Job ::
Reproduce word for word the passage of the STEAMED essay between "But STEM misses" and "really be STEAMED.", inclusive.

Text to read ::
## START

Not STEM — STEAMED

Everyone talks about how we need to really emphasize STEM in the classroom and school environment — Science, Technology, Engineering , Mathematics.  The notion is that we can educate our way into a new kind of economy, if only we emphasize the right things.

But STEM misses the larger conversation.

The power combo is really STEAMED.  If you really want to heat up American Education as an institution, then let’s take a look at how to get it operating under its own STEAM. Then our students will really be STEAMED.

By STEAMED, of course, I mean an educational curriculum that emphasizes

  • Science
  • Technology
  • Engineering
  • Arts
  • Mathematics
  • Entertainment
  • Design
By science, here, I mean a rigorous experimental curriculum: grounding in the scientific method, a lot of laboratory work, chemical experimentation, and an awareness on how to replicate results from others’ original work, and how to perform both open-ended and applied research.  We’ll need curated ‘journals’ — websites, really, of student lab books and research reports.  We’ll need a massive range of investment from and collaboration with science programs at colleges and universities, to equip high school and junior high labs with the base equipment of a modern science curriculum — so that kids can perform work of replication and testing.
Technology is a different matter.  As Doug Coupland and others have written, kids have a choice to program or be programmed.  We should find ways for students to learn how to program computers, not just be end-users.
Engineering requires a similar investment.  From what I saw in California and elsewhere, you can’t run a strong engineering program without materials.  Even if it’s just popsicle sticks, you need to be able to provide students with knives, saws, glue guns, string, and popsicle sticks to build and construct their ideas, and test them.  My friend Daniel said, “people who think you can imagine your way into being an engineer are deluded.  You have to get in the garage and build stuff to see whether your idea works or not.”

## END

Stored data ::

## START

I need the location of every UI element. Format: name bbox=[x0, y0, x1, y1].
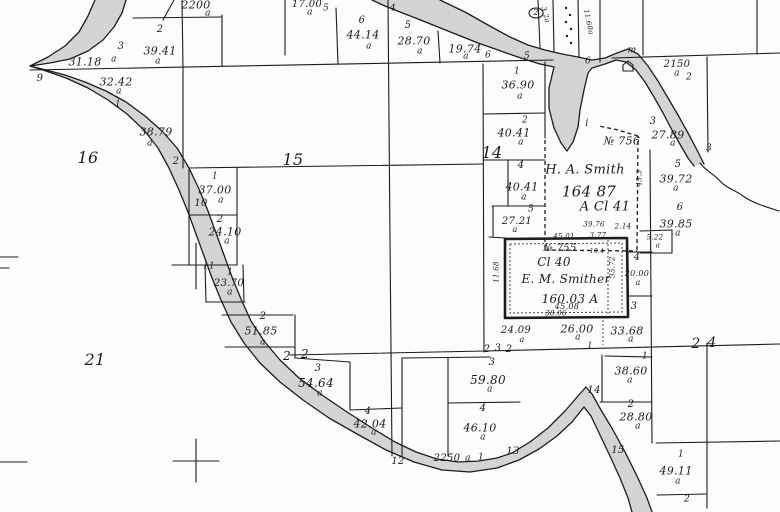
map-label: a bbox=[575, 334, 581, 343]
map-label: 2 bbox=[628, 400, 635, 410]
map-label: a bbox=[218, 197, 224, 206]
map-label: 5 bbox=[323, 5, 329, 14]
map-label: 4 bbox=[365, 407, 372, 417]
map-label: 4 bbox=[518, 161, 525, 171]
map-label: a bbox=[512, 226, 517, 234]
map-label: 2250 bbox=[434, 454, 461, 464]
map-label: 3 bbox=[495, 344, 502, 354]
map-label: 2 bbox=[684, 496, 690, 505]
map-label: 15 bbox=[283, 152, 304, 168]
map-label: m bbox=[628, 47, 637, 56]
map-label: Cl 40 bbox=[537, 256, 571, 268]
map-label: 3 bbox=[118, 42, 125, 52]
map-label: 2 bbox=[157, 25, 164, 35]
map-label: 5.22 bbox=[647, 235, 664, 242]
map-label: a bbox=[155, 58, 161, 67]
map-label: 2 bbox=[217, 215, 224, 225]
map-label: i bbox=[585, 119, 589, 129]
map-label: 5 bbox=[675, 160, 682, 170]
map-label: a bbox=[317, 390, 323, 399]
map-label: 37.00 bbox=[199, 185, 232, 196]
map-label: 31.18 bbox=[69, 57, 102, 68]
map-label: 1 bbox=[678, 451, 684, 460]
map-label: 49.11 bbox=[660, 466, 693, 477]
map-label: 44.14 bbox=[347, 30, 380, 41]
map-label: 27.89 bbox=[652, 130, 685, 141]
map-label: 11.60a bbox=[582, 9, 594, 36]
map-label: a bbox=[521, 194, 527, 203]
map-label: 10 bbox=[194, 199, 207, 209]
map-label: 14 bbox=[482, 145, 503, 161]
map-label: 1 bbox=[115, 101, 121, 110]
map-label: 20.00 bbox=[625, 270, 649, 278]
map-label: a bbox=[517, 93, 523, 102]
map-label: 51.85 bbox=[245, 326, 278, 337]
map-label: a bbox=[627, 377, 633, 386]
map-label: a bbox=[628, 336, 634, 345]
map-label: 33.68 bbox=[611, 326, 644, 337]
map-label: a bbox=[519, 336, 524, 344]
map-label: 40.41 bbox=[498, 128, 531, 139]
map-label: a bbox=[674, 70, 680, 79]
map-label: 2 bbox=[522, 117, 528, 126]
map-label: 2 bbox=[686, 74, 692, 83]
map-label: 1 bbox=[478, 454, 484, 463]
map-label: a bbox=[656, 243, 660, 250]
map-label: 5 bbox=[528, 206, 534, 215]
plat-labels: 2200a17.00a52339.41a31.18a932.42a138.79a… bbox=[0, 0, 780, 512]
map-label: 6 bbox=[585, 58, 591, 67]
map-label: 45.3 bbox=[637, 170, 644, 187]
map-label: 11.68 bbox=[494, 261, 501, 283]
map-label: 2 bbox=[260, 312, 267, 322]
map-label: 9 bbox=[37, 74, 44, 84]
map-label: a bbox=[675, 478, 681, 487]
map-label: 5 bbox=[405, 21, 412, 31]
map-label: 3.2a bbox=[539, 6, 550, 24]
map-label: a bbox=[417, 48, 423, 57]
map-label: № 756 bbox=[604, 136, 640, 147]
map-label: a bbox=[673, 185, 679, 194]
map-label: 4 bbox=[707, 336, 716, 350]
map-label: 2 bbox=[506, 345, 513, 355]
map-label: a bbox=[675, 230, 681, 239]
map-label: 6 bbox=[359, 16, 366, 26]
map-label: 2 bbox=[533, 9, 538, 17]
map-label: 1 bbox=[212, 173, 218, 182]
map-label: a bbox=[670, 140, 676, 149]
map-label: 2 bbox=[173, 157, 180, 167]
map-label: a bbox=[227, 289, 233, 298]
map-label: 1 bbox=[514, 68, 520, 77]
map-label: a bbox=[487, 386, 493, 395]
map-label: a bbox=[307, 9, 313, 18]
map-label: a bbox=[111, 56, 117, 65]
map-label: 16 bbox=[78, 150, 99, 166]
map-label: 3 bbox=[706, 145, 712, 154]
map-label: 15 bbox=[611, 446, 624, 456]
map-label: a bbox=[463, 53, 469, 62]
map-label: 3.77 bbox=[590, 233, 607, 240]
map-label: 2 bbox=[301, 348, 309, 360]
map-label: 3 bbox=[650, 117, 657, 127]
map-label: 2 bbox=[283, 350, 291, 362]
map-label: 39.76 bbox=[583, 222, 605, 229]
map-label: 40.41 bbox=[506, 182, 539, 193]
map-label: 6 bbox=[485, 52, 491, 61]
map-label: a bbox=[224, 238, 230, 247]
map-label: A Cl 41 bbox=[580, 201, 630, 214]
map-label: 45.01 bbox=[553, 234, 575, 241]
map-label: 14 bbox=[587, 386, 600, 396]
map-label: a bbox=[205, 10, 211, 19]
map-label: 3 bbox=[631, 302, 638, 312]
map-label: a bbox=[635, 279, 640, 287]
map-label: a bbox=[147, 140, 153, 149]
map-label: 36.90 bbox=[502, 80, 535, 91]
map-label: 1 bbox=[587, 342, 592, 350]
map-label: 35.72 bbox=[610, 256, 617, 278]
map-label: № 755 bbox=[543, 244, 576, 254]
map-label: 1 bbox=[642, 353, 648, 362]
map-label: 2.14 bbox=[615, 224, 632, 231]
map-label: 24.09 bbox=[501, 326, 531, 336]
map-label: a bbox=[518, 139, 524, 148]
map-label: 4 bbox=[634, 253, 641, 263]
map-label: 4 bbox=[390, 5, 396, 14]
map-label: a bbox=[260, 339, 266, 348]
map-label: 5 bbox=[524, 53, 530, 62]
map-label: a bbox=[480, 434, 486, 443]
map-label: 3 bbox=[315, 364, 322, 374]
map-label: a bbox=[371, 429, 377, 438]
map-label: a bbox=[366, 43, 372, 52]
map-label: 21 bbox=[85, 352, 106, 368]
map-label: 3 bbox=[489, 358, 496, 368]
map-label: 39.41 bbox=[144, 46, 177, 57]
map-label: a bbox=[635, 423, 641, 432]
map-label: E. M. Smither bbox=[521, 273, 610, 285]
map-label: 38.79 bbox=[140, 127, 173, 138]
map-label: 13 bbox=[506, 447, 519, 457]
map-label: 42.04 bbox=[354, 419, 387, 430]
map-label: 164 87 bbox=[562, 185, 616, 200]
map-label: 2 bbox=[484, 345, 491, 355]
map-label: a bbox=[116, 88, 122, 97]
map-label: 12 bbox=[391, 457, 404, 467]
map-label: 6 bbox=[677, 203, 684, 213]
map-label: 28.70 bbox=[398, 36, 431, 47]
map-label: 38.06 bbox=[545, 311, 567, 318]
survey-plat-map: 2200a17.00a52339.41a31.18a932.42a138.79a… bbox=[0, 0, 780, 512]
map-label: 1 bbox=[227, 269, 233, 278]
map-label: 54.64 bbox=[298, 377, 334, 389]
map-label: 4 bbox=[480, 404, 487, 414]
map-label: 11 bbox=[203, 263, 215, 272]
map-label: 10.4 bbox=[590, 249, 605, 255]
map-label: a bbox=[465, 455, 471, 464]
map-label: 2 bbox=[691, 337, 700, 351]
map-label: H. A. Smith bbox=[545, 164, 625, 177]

## END
## START

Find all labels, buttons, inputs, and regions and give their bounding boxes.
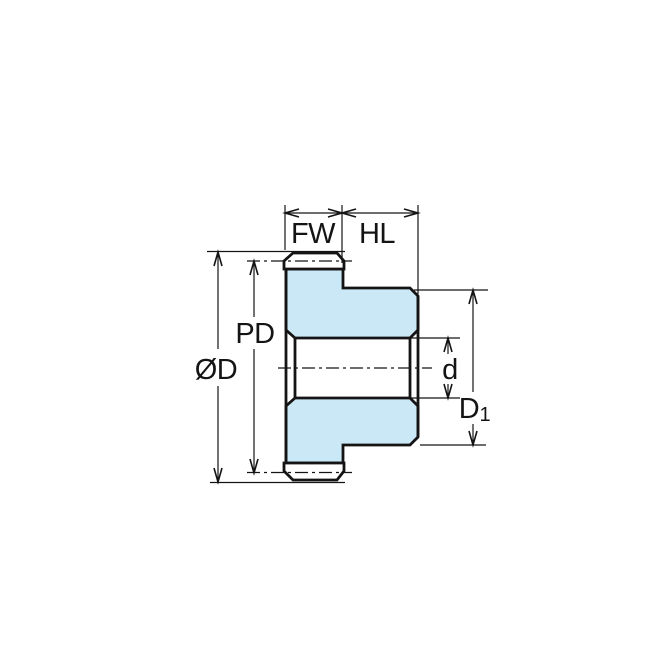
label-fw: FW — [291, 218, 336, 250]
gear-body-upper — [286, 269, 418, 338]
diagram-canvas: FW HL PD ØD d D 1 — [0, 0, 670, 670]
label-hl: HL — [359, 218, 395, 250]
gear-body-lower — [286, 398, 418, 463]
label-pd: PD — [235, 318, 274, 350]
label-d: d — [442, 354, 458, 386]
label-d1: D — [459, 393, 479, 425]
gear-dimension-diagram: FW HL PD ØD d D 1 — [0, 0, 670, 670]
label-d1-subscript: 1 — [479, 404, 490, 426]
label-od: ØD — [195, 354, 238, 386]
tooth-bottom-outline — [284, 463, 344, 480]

## END
## START

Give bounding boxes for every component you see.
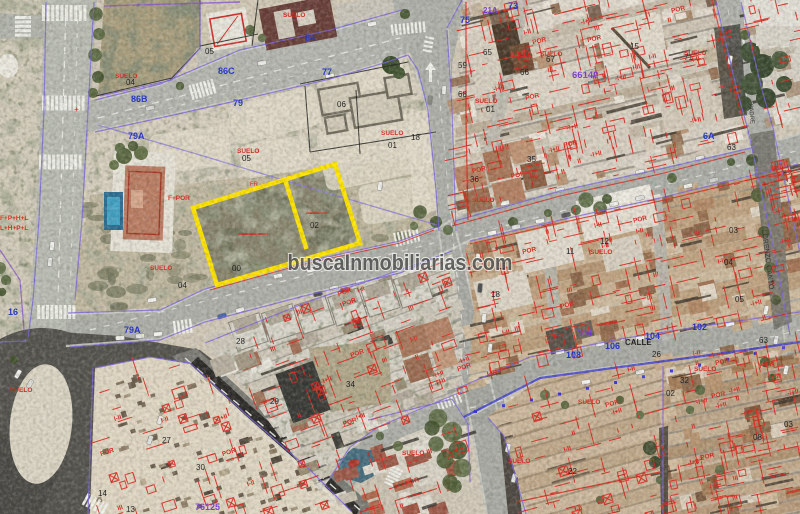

## END

Completed exercise ::
But STEM misses the larger conversation.

The power combo is really STEAMED.  If you really want to heat up American Education as an institution, then let’s take a look at how to get it operating under its own STEAM. Then our students will really be STEAMED.